*What is expected:* Return each line of the data below verbatim; pictures are to be left out.

*Given entries:*
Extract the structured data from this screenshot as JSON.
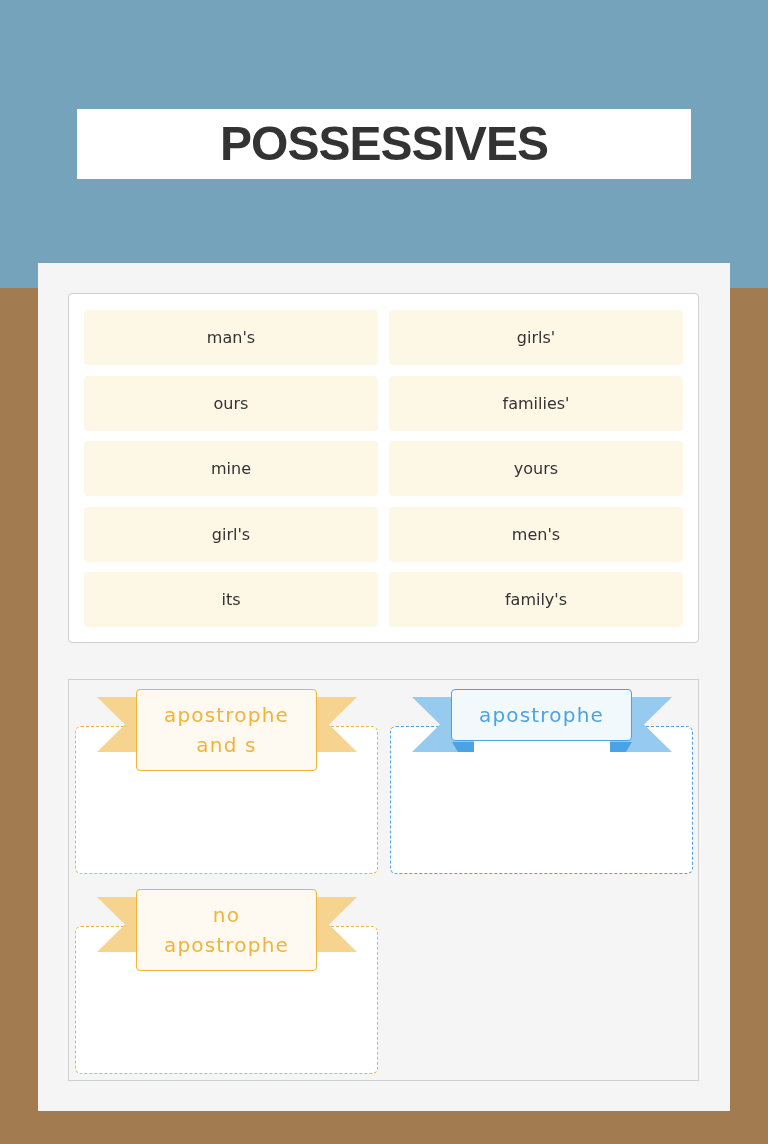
{
  "title": "POSSESSIVES",
  "word_tiles": [
    "man's",
    "girls'",
    "ours",
    "families'",
    "mine",
    "yours",
    "girl's",
    "men's",
    "its",
    "family's"
  ],
  "categories": [
    {
      "label": "apostrophe and s",
      "color": "#f0b33c"
    },
    {
      "label": "apostrophe",
      "color": "#4ba3e3"
    },
    {
      "label": "no apostrophe",
      "color": "#f0b33c"
    }
  ]
}
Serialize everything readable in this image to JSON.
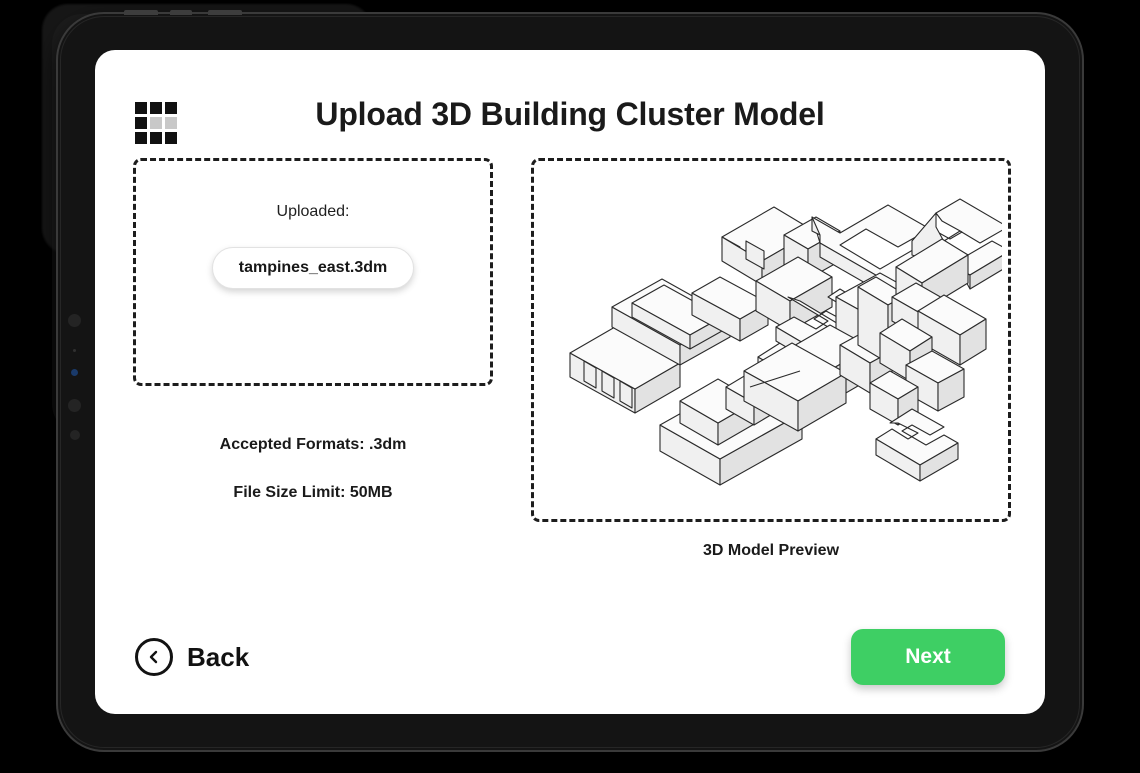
{
  "header": {
    "title": "Upload 3D Building Cluster Model",
    "logo_name": "grid-logo"
  },
  "upload_panel": {
    "uploaded_label": "Uploaded:",
    "file_name": "tampines_east.3dm",
    "accepted_formats": "Accepted Formats: .3dm",
    "file_size_limit": "File Size Limit: 50MB"
  },
  "preview_panel": {
    "caption": "3D Model Preview",
    "model_description": "isometric 3D line drawing of extruded building footprint blocks"
  },
  "footer": {
    "back_label": "Back",
    "next_label": "Next"
  },
  "colors": {
    "accent_green": "#3ecf64",
    "text_dark": "#1a1a1a",
    "dashed_border": "#1d1d1d",
    "device_frame": "#141414"
  }
}
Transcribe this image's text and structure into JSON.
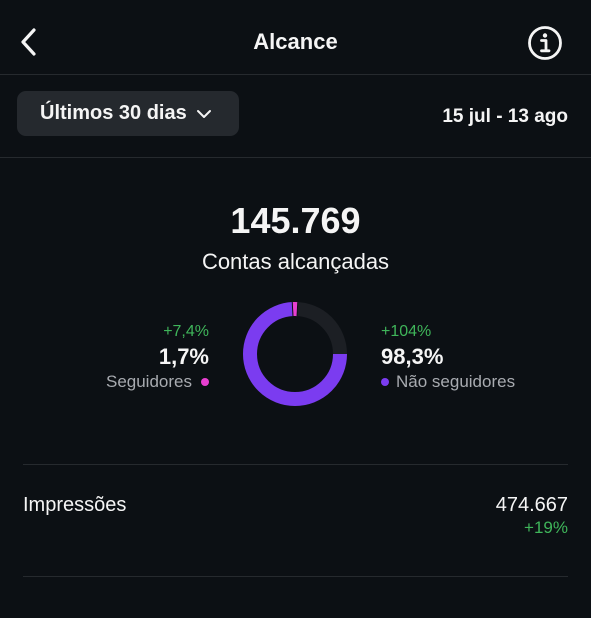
{
  "header": {
    "title": "Alcance",
    "back_icon": "chevron-left-icon",
    "info_icon": "info-circle-icon"
  },
  "filter": {
    "period_label": "Últimos 30 dias",
    "date_range": "15 jul - 13 ago"
  },
  "reach": {
    "total": "145.769",
    "label": "Contas alcançadas",
    "followers": {
      "change": "+7,4%",
      "percent": "1,7%",
      "label": "Seguidores",
      "color": "#e83fd0",
      "value": 1.7
    },
    "non_followers": {
      "change": "+104%",
      "percent": "98,3%",
      "label": "Não seguidores",
      "color": "#7b3cf0",
      "value": 98.3
    }
  },
  "impressions": {
    "label": "Impressões",
    "value": "474.667",
    "change": "+19%"
  },
  "colors": {
    "background": "#0c1014",
    "positive": "#3fb55a",
    "muted_text": "#a8abb0",
    "dropdown_bg": "#25292e"
  }
}
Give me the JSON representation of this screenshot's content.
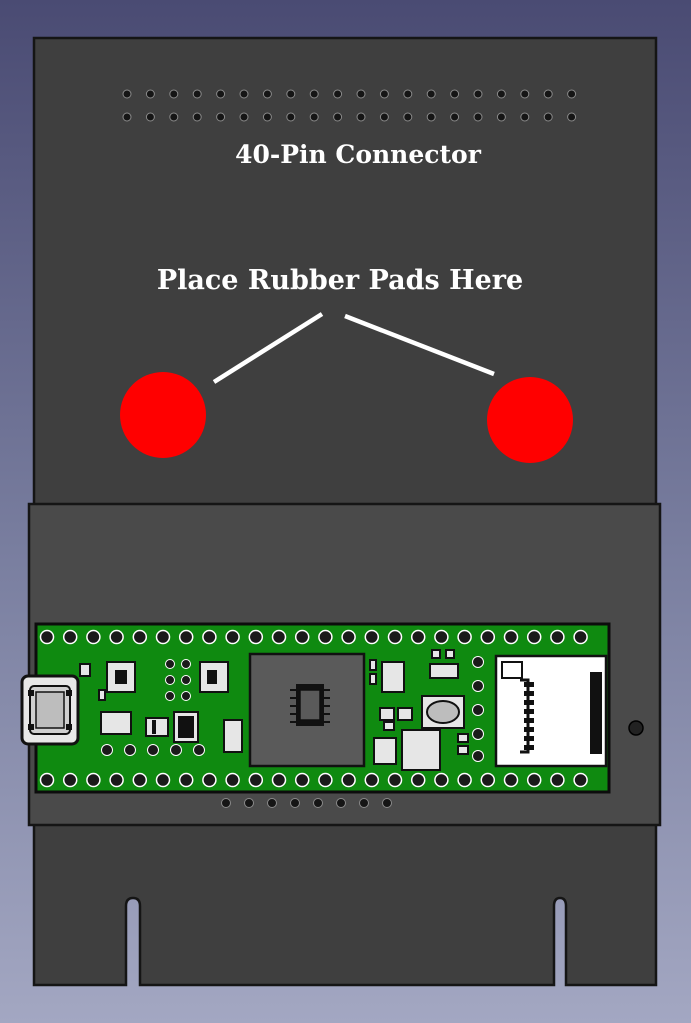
{
  "labels": {
    "connector": "40-Pin Connector",
    "pads": "Place Rubber Pads Here"
  },
  "colors": {
    "plate": "#3f3f3f",
    "band": "#4a4a4a",
    "outline": "#151515",
    "pcb": "#0f8a10",
    "chip": "#5a5a5a",
    "pad": "#ff0000",
    "text": "#ffffff"
  },
  "components": {
    "connector_holes": {
      "rows": 2,
      "columns": 20
    },
    "rubber_pads": 2,
    "board_pins": {
      "top_row": 24,
      "bottom_row": 24
    },
    "expansion_holes": 8,
    "mounting_slots": 2,
    "icons": [
      "usb-connector-icon",
      "microcontroller-chip-icon",
      "sd-card-slot-icon",
      "push-button-icon"
    ]
  }
}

*Response for this exercise:*
Extract the structured data from this screenshot as JSON.
{
  "title": "POSSESSIVES",
  "word_tiles": [
    "man's",
    "girls'",
    "ours",
    "families'",
    "mine",
    "yours",
    "girl's",
    "men's",
    "its",
    "family's"
  ],
  "categories": [
    {
      "label": "apostrophe and s",
      "color": "#f0b33c"
    },
    {
      "label": "apostrophe",
      "color": "#4ba3e3"
    },
    {
      "label": "no apostrophe",
      "color": "#f0b33c"
    }
  ]
}
Serialize everything readable in this image to JSON.
{
  "header": {
    "title": "Upload 3D Building Cluster Model",
    "logo_name": "grid-logo"
  },
  "upload_panel": {
    "uploaded_label": "Uploaded:",
    "file_name": "tampines_east.3dm",
    "accepted_formats": "Accepted Formats: .3dm",
    "file_size_limit": "File Size Limit: 50MB"
  },
  "preview_panel": {
    "caption": "3D Model Preview",
    "model_description": "isometric 3D line drawing of extruded building footprint blocks"
  },
  "footer": {
    "back_label": "Back",
    "next_label": "Next"
  },
  "colors": {
    "accent_green": "#3ecf64",
    "text_dark": "#1a1a1a",
    "dashed_border": "#1d1d1d",
    "device_frame": "#141414"
  }
}
Transcribe this image's text and structure into JSON.
{
  "header": {
    "title": "Alcance",
    "back_icon": "chevron-left-icon",
    "info_icon": "info-circle-icon"
  },
  "filter": {
    "period_label": "Últimos 30 dias",
    "date_range": "15 jul - 13 ago"
  },
  "reach": {
    "total": "145.769",
    "label": "Contas alcançadas",
    "followers": {
      "change": "+7,4%",
      "percent": "1,7%",
      "label": "Seguidores",
      "color": "#e83fd0",
      "value": 1.7
    },
    "non_followers": {
      "change": "+104%",
      "percent": "98,3%",
      "label": "Não seguidores",
      "color": "#7b3cf0",
      "value": 98.3
    }
  },
  "impressions": {
    "label": "Impressões",
    "value": "474.667",
    "change": "+19%"
  },
  "colors": {
    "background": "#0c1014",
    "positive": "#3fb55a",
    "muted_text": "#a8abb0",
    "dropdown_bg": "#25292e"
  }
}
Give me the JSON representation of this screenshot's content.
{
  "labels": {
    "connector": "40-Pin Connector",
    "pads": "Place Rubber Pads Here"
  },
  "colors": {
    "plate": "#3f3f3f",
    "band": "#4a4a4a",
    "outline": "#151515",
    "pcb": "#0f8a10",
    "chip": "#5a5a5a",
    "pad": "#ff0000",
    "text": "#ffffff"
  },
  "components": {
    "connector_holes": {
      "rows": 2,
      "columns": 20
    },
    "rubber_pads": 2,
    "board_pins": {
      "top_row": 24,
      "bottom_row": 24
    },
    "expansion_holes": 8,
    "mounting_slots": 2,
    "icons": [
      "usb-connector-icon",
      "microcontroller-chip-icon",
      "sd-card-slot-icon",
      "push-button-icon"
    ]
  }
}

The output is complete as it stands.